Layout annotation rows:
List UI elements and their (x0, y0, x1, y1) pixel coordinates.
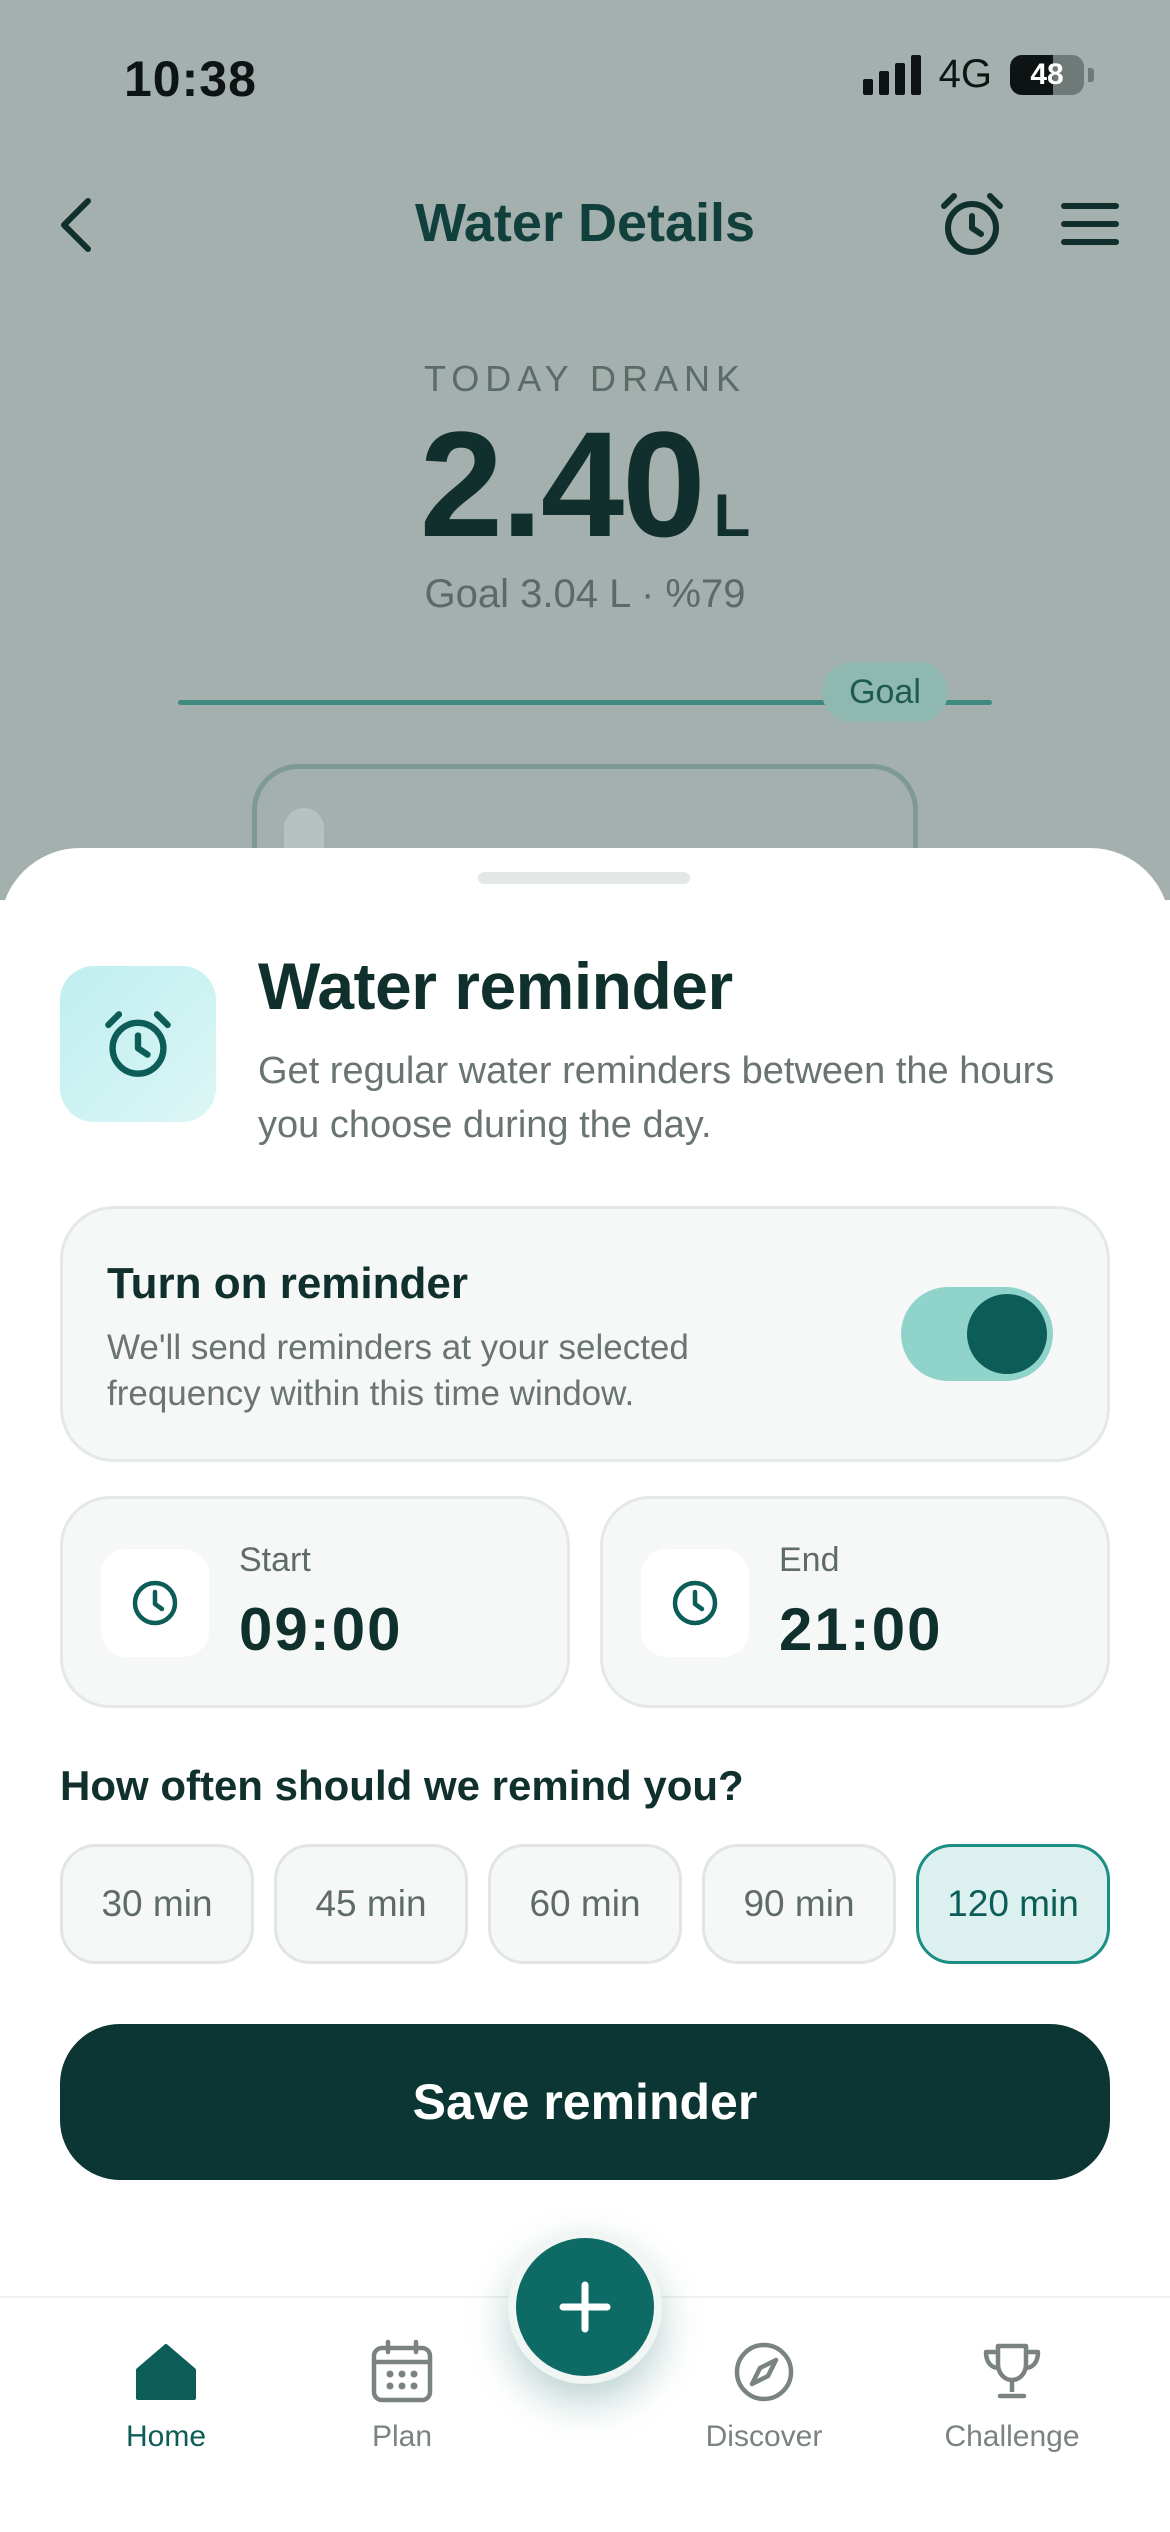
background-page: 10:38 4G 48 Water Details TODAY DRANK 2.… (0, 0, 1170, 964)
status-indicators: 4G 48 (862, 52, 1094, 97)
start-time-value: 09:00 (239, 1596, 403, 1663)
goal-text: Goal 3.04 L · %79 (424, 572, 746, 616)
reminder-toggle-card: Turn on reminder We'll send reminders at… (60, 1206, 1110, 1462)
end-time-card[interactable]: End 21:00 (600, 1496, 1110, 1708)
start-time-label: Start (239, 1541, 311, 1579)
frequency-question: How often should we remind you? (60, 1762, 744, 1809)
battery-level: 48 (1030, 57, 1064, 91)
compass-icon (734, 2342, 794, 2402)
tab-challenge[interactable]: Challenge (902, 2338, 1122, 2454)
tab-plan[interactable]: Plan (292, 2338, 512, 2454)
end-time-value: 21:00 (779, 1596, 943, 1663)
tab-home[interactable]: Home (56, 2338, 276, 2454)
network-label: 4G (938, 52, 992, 96)
calendar-icon (371, 2339, 433, 2403)
goal-marker: Goal (822, 662, 948, 722)
reminder-description: Get regular water reminders between the … (258, 1050, 1055, 1146)
tab-challenge-label: Challenge (944, 2420, 1080, 2453)
tab-plan-label: Plan (371, 2420, 433, 2453)
screen: 10:38 4G 48 Water Details TODAY DRANK 2.… (0, 0, 1170, 2532)
today-label: TODAY DRANK (423, 358, 747, 399)
add-water-button[interactable] (508, 2230, 662, 2384)
toggle-description: We'll send reminders at your selected fr… (107, 1328, 689, 1413)
today-amount: 2.40 L (0, 398, 1170, 571)
toggle-title: Turn on reminder (107, 1259, 468, 1308)
alarm-clock-icon[interactable] (938, 190, 1006, 258)
clock-icon (672, 1580, 718, 1626)
frequency-option-90[interactable]: 90 min (702, 1844, 896, 1964)
reminder-title: Water reminder (258, 949, 733, 1023)
today-value: 2.40 (419, 400, 706, 568)
menu-icon[interactable] (1060, 200, 1120, 248)
frequency-options: 30 min 45 min 60 min 90 min 120 min (60, 1844, 1110, 1964)
save-reminder-button[interactable]: Save reminder (60, 2024, 1110, 2180)
sheet-handle[interactable] (478, 872, 690, 884)
signal-icon (862, 54, 921, 95)
start-time-icon-box (101, 1549, 209, 1657)
today-unit: L (713, 482, 751, 549)
tab-discover-label: Discover (705, 2420, 823, 2453)
end-time-label: End (779, 1541, 840, 1579)
frequency-option-120[interactable]: 120 min (916, 1844, 1110, 1964)
frequency-option-30[interactable]: 30 min (60, 1844, 254, 1964)
home-icon (136, 2344, 196, 2400)
plus-icon (559, 2281, 611, 2333)
toggle-knob (967, 1294, 1047, 1374)
status-time: 10:38 (124, 51, 257, 107)
trophy-icon (983, 2343, 1041, 2399)
frequency-option-60[interactable]: 60 min (488, 1844, 682, 1964)
start-time-card[interactable]: Start 09:00 (60, 1496, 570, 1708)
tab-home-label: Home (125, 2420, 207, 2453)
tab-discover[interactable]: Discover (654, 2338, 874, 2454)
reminder-icon-box (60, 966, 216, 1122)
frequency-option-45[interactable]: 45 min (274, 1844, 468, 1964)
clock-icon (132, 1580, 178, 1626)
reminder-toggle-switch[interactable] (901, 1287, 1053, 1381)
alarm-clock-icon (105, 1011, 171, 1077)
end-time-icon-box (641, 1549, 749, 1657)
battery-icon: 48 (1010, 54, 1084, 95)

**Exercise objective**
Copy the rows above word for word, from the line holding "background-page: 10:38 4G" through the line holding "compass-icon (734, 2342, 794, 2402)", both included.

**Answer to this exercise**
background-page: 10:38 4G 48 Water Details TODAY DRANK 2.… (0, 0, 1170, 964)
status-indicators: 4G 48 (862, 52, 1094, 97)
start-time-value: 09:00 (239, 1596, 403, 1663)
goal-text: Goal 3.04 L · %79 (424, 572, 746, 616)
reminder-toggle-card: Turn on reminder We'll send reminders at… (60, 1206, 1110, 1462)
end-time-card[interactable]: End 21:00 (600, 1496, 1110, 1708)
start-time-label: Start (239, 1541, 311, 1579)
frequency-question: How often should we remind you? (60, 1762, 744, 1809)
battery-level: 48 (1030, 57, 1064, 91)
compass-icon (734, 2342, 794, 2402)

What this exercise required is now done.